** Task instructions **
In the lines below, change every "legend-swatch" to "legend-marker" and leave everything else as it is. Reproduce all the lines without the pictures.

** Working data **

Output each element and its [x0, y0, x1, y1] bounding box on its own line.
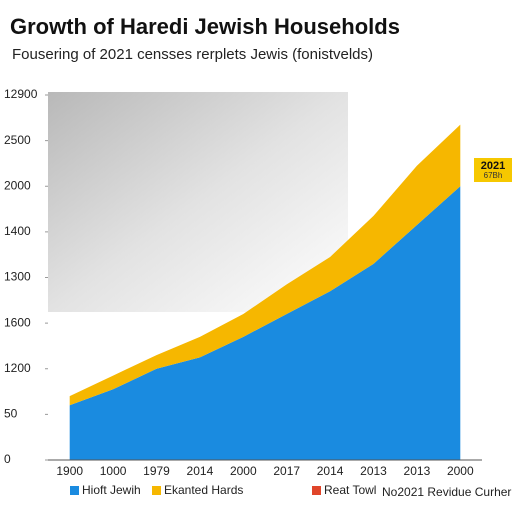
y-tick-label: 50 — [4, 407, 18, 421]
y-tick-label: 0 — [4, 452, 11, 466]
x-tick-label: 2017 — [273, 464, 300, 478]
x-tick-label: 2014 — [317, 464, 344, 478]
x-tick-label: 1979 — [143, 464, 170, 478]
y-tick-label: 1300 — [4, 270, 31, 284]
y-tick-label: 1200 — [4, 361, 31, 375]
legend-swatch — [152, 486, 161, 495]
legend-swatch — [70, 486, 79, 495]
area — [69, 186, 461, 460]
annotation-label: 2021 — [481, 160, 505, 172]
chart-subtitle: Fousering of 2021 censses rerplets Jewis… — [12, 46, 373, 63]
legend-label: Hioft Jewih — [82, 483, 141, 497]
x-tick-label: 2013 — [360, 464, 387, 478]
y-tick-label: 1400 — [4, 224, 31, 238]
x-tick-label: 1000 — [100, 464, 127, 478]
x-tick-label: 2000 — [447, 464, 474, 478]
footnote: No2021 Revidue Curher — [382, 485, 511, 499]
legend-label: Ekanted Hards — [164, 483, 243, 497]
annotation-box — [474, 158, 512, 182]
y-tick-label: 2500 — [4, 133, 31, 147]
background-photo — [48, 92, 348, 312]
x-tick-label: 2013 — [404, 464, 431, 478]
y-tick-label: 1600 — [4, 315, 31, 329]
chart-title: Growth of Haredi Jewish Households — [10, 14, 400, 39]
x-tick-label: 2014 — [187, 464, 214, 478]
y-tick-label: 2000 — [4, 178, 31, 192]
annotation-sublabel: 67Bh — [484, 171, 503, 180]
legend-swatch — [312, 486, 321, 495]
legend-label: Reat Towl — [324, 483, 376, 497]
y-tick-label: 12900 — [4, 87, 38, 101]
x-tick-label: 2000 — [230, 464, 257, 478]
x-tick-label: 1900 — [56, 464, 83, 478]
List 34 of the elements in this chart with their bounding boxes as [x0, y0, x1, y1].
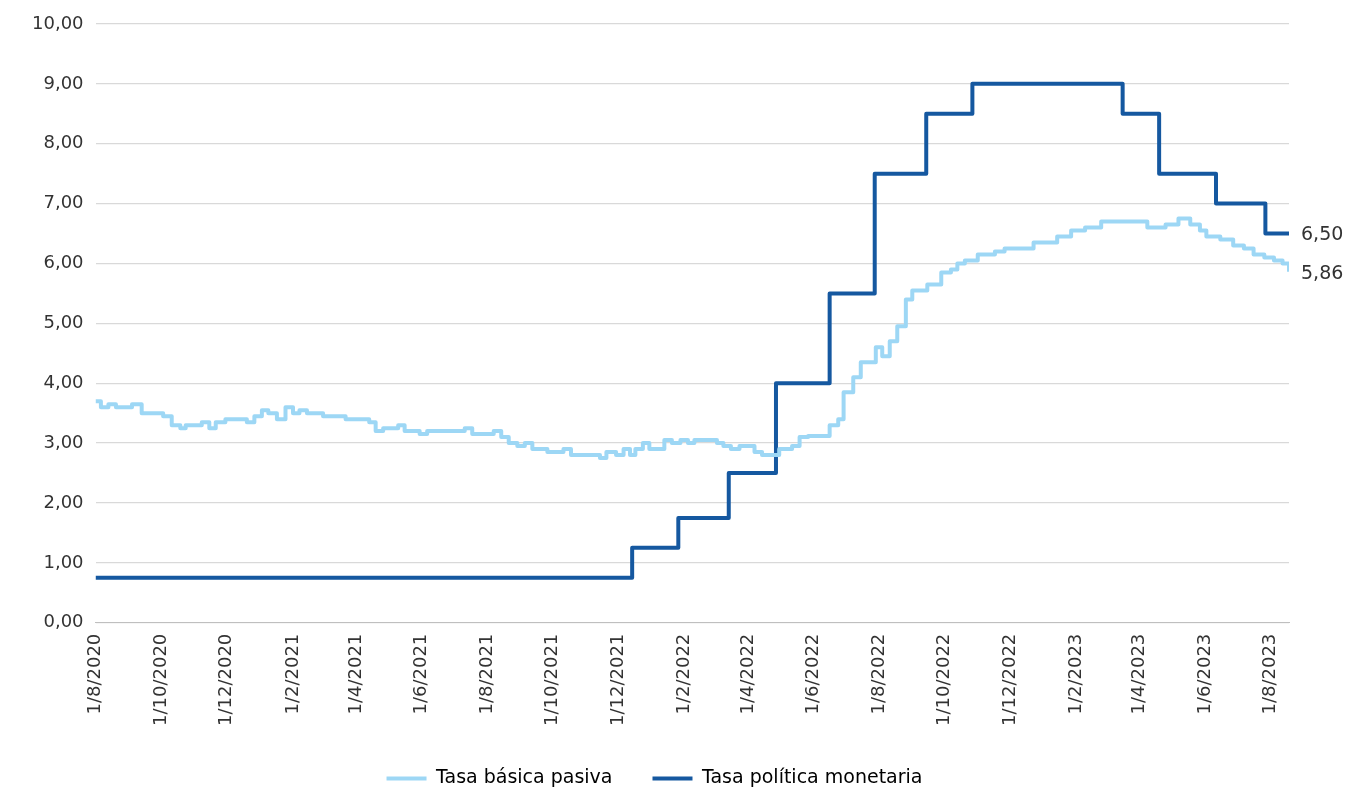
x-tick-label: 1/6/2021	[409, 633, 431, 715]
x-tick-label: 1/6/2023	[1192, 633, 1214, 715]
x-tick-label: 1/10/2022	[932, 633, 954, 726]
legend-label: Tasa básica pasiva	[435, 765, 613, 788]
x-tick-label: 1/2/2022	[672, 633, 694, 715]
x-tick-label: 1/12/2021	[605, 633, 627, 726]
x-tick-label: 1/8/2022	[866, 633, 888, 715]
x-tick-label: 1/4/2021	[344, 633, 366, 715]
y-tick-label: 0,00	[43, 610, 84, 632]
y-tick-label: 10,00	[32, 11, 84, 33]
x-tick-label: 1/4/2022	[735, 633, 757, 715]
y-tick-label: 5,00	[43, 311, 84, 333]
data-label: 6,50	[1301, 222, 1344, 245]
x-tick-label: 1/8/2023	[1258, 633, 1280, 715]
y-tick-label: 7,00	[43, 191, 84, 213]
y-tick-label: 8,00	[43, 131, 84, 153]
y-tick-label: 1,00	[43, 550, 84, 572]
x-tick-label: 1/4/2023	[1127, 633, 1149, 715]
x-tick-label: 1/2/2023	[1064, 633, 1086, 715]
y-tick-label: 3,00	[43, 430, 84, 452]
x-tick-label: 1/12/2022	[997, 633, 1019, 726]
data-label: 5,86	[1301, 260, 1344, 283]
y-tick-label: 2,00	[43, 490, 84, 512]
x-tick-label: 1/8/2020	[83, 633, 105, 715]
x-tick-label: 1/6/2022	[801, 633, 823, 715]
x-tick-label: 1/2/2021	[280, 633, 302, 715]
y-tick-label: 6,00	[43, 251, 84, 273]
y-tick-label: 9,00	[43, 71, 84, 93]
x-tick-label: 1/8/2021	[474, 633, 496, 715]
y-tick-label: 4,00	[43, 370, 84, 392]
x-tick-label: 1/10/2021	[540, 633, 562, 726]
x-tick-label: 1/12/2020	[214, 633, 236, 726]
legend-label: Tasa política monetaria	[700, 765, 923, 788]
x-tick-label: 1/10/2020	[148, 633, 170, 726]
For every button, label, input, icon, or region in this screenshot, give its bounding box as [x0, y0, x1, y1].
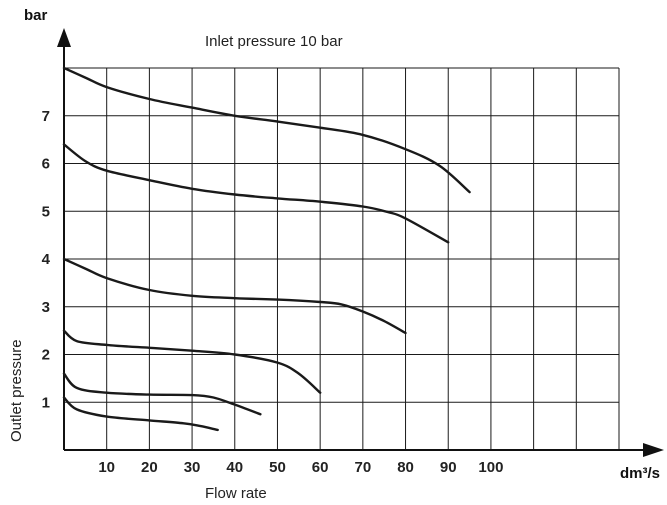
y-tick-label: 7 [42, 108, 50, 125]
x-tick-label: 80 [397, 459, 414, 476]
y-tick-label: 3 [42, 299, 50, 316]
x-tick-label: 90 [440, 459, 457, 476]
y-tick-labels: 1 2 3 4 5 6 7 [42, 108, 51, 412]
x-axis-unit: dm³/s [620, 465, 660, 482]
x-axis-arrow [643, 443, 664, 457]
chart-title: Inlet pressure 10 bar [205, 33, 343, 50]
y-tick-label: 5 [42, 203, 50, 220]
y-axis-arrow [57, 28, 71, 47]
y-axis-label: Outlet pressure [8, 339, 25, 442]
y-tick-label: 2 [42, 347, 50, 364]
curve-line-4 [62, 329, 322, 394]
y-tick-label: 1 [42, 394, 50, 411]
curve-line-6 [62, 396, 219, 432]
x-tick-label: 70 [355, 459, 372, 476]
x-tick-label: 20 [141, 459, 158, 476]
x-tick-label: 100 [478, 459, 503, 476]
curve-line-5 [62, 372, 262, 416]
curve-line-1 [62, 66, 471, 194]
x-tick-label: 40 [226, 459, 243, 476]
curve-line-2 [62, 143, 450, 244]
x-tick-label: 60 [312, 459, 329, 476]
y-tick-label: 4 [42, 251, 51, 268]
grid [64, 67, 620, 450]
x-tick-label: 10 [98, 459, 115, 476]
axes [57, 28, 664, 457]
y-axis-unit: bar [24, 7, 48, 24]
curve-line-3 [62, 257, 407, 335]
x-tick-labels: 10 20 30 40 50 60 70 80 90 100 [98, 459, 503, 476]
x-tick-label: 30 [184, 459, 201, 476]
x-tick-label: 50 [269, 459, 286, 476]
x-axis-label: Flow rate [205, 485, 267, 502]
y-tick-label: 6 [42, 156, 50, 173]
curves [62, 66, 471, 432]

** The result **
Output each element and its [x0, y0, x1, y1] bounding box on its own line.
y-tick-label: 50 — [4, 407, 18, 421]
y-tick-label: 0 — [4, 452, 11, 466]
x-tick-label: 2017 — [273, 464, 300, 478]
x-tick-label: 2014 — [317, 464, 344, 478]
x-tick-label: 1979 — [143, 464, 170, 478]
y-tick-label: 1300 — [4, 270, 31, 284]
y-tick-label: 1200 — [4, 361, 31, 375]
legend-marker — [152, 486, 161, 495]
legend-marker — [70, 486, 79, 495]
area — [69, 186, 461, 460]
annotation-label: 2021 — [481, 160, 505, 172]
chart-subtitle: Fousering of 2021 censses rerplets Jewis… — [12, 46, 373, 63]
legend-label: Hioft Jewih — [82, 483, 141, 497]
x-tick-label: 2013 — [360, 464, 387, 478]
y-tick-label: 1400 — [4, 224, 31, 238]
x-tick-label: 1000 — [100, 464, 127, 478]
x-tick-label: 2000 — [447, 464, 474, 478]
footnote: No2021 Revidue Curher — [382, 485, 511, 499]
legend-label: Ekanted Hards — [164, 483, 243, 497]
annotation-box — [474, 158, 512, 182]
y-tick-label: 2500 — [4, 133, 31, 147]
background-photo — [48, 92, 348, 312]
x-tick-label: 2013 — [404, 464, 431, 478]
y-tick-label: 1600 — [4, 315, 31, 329]
chart-title: Growth of Haredi Jewish Households — [10, 14, 400, 39]
x-tick-label: 2014 — [187, 464, 214, 478]
y-tick-label: 2000 — [4, 178, 31, 192]
annotation-sublabel: 67Bh — [484, 171, 503, 180]
legend-marker — [312, 486, 321, 495]
legend-label: Reat Towl — [324, 483, 376, 497]
y-tick-label: 12900 — [4, 87, 38, 101]
x-tick-label: 2000 — [230, 464, 257, 478]
x-tick-label: 1900 — [56, 464, 83, 478]
List 34 of the elements in this chart with their bounding boxes as [x0, y0, x1, y1].
x-tick-label: 1/6/2021	[409, 633, 431, 715]
x-tick-label: 1/6/2023	[1192, 633, 1214, 715]
x-tick-label: 1/10/2022	[932, 633, 954, 726]
legend-label: Tasa básica pasiva	[435, 765, 613, 788]
x-tick-label: 1/2/2022	[672, 633, 694, 715]
x-tick-label: 1/12/2021	[605, 633, 627, 726]
x-tick-label: 1/8/2022	[866, 633, 888, 715]
x-tick-label: 1/4/2021	[344, 633, 366, 715]
y-tick-label: 0,00	[43, 610, 84, 632]
y-tick-label: 10,00	[32, 11, 84, 33]
x-tick-label: 1/4/2022	[735, 633, 757, 715]
y-tick-label: 5,00	[43, 311, 84, 333]
data-label: 6,50	[1301, 222, 1344, 245]
x-tick-label: 1/8/2023	[1258, 633, 1280, 715]
y-tick-label: 7,00	[43, 191, 84, 213]
y-tick-label: 8,00	[43, 131, 84, 153]
y-tick-label: 1,00	[43, 550, 84, 572]
x-tick-label: 1/4/2023	[1127, 633, 1149, 715]
x-tick-label: 1/2/2023	[1064, 633, 1086, 715]
y-tick-label: 3,00	[43, 430, 84, 452]
x-tick-label: 1/12/2022	[997, 633, 1019, 726]
data-label: 5,86	[1301, 260, 1344, 283]
y-tick-label: 2,00	[43, 490, 84, 512]
x-tick-label: 1/8/2020	[83, 633, 105, 715]
x-tick-label: 1/6/2022	[801, 633, 823, 715]
x-tick-label: 1/2/2021	[280, 633, 302, 715]
y-tick-label: 6,00	[43, 251, 84, 273]
y-tick-label: 9,00	[43, 71, 84, 93]
x-tick-label: 1/8/2021	[474, 633, 496, 715]
y-tick-label: 4,00	[43, 370, 84, 392]
x-tick-label: 1/10/2021	[540, 633, 562, 726]
x-tick-label: 1/12/2020	[214, 633, 236, 726]
legend-label: Tasa política monetaria	[700, 765, 923, 788]
x-tick-label: 1/10/2020	[148, 633, 170, 726]
For every button, label, input, icon, or region in this screenshot, give its bounding box as [x0, y0, x1, y1].
y-tick-label: 7 [42, 108, 50, 125]
x-tick-label: 80 [397, 459, 414, 476]
y-tick-label: 3 [42, 299, 50, 316]
x-tick-label: 90 [440, 459, 457, 476]
y-tick-labels: 1 2 3 4 5 6 7 [42, 108, 51, 412]
x-axis-unit: dm³/s [620, 465, 660, 482]
x-axis-arrow [643, 443, 664, 457]
chart-title: Inlet pressure 10 bar [205, 33, 343, 50]
y-tick-label: 5 [42, 203, 50, 220]
y-axis-arrow [57, 28, 71, 47]
y-axis-label: Outlet pressure [8, 339, 25, 442]
y-tick-label: 2 [42, 347, 50, 364]
curve-line-4 [62, 329, 322, 394]
y-tick-label: 1 [42, 394, 50, 411]
curve-line-6 [62, 396, 219, 432]
x-tick-label: 70 [355, 459, 372, 476]
x-tick-label: 20 [141, 459, 158, 476]
x-tick-label: 100 [478, 459, 503, 476]
curve-line-5 [62, 372, 262, 416]
curve-line-1 [62, 66, 471, 194]
x-tick-label: 40 [226, 459, 243, 476]
curve-line-2 [62, 143, 450, 244]
x-tick-label: 60 [312, 459, 329, 476]
y-tick-label: 4 [42, 251, 51, 268]
grid [64, 67, 620, 450]
x-tick-label: 10 [98, 459, 115, 476]
axes [57, 28, 664, 457]
y-axis-unit: bar [24, 7, 48, 24]
curve-line-3 [62, 257, 407, 335]
x-tick-labels: 10 20 30 40 50 60 70 80 90 100 [98, 459, 503, 476]
x-tick-label: 30 [184, 459, 201, 476]
x-tick-label: 50 [269, 459, 286, 476]
x-axis-label: Flow rate [205, 485, 267, 502]
y-tick-label: 6 [42, 156, 50, 173]
curves [62, 66, 471, 432]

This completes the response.